> PROBLEM DETAILS
Repeat each line of the material exactly.

> INPUT
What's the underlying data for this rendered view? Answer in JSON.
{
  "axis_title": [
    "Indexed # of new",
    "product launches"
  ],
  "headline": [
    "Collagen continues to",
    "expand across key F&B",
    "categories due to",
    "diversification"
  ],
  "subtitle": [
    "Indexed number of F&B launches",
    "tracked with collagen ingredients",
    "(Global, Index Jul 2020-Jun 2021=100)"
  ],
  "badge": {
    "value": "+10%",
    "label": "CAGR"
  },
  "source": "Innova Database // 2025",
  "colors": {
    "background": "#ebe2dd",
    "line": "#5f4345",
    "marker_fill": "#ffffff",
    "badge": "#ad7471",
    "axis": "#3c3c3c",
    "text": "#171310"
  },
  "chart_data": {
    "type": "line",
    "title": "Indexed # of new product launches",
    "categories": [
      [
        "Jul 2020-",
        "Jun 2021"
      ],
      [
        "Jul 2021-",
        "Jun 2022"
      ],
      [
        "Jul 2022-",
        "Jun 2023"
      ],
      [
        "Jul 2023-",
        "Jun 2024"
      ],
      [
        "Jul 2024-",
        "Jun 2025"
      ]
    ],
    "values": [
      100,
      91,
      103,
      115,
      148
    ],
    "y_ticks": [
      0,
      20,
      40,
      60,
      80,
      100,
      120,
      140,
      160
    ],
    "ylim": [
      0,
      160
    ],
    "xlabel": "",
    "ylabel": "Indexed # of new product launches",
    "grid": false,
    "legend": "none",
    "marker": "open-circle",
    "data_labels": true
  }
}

> ANSWER TO THIS EXERCISE
What's the underlying data for this rendered view? Answer in JSON.
{
  "axis_title": [
    "Indexed # of new",
    "product launches"
  ],
  "headline": [
    "Collagen continues to",
    "expand across key F&B",
    "categories due to",
    "diversification"
  ],
  "subtitle": [
    "Indexed number of F&B launches",
    "tracked with collagen ingredients",
    "(Global, Index Jul 2020-Jun 2021=100)"
  ],
  "badge": {
    "value": "+10%",
    "label": "CAGR"
  },
  "source": "Innova Database // 2025",
  "colors": {
    "background": "#ebe2dd",
    "line": "#5f4345",
    "marker_fill": "#ffffff",
    "badge": "#ad7471",
    "axis": "#3c3c3c",
    "text": "#171310"
  },
  "chart_data": {
    "type": "line",
    "title": "Indexed # of new product launches",
    "categories": [
      [
        "Jul 2020-",
        "Jun 2021"
      ],
      [
        "Jul 2021-",
        "Jun 2022"
      ],
      [
        "Jul 2022-",
        "Jun 2023"
      ],
      [
        "Jul 2023-",
        "Jun 2024"
      ],
      [
        "Jul 2024-",
        "Jun 2025"
      ]
    ],
    "values": [
      100,
      91,
      103,
      115,
      148
    ],
    "y_ticks": [
      0,
      20,
      40,
      60,
      80,
      100,
      120,
      140,
      160
    ],
    "ylim": [
      0,
      160
    ],
    "xlabel": "",
    "ylabel": "Indexed # of new product launches",
    "grid": false,
    "legend": "none",
    "marker": "open-circle",
    "data_labels": true
  }
}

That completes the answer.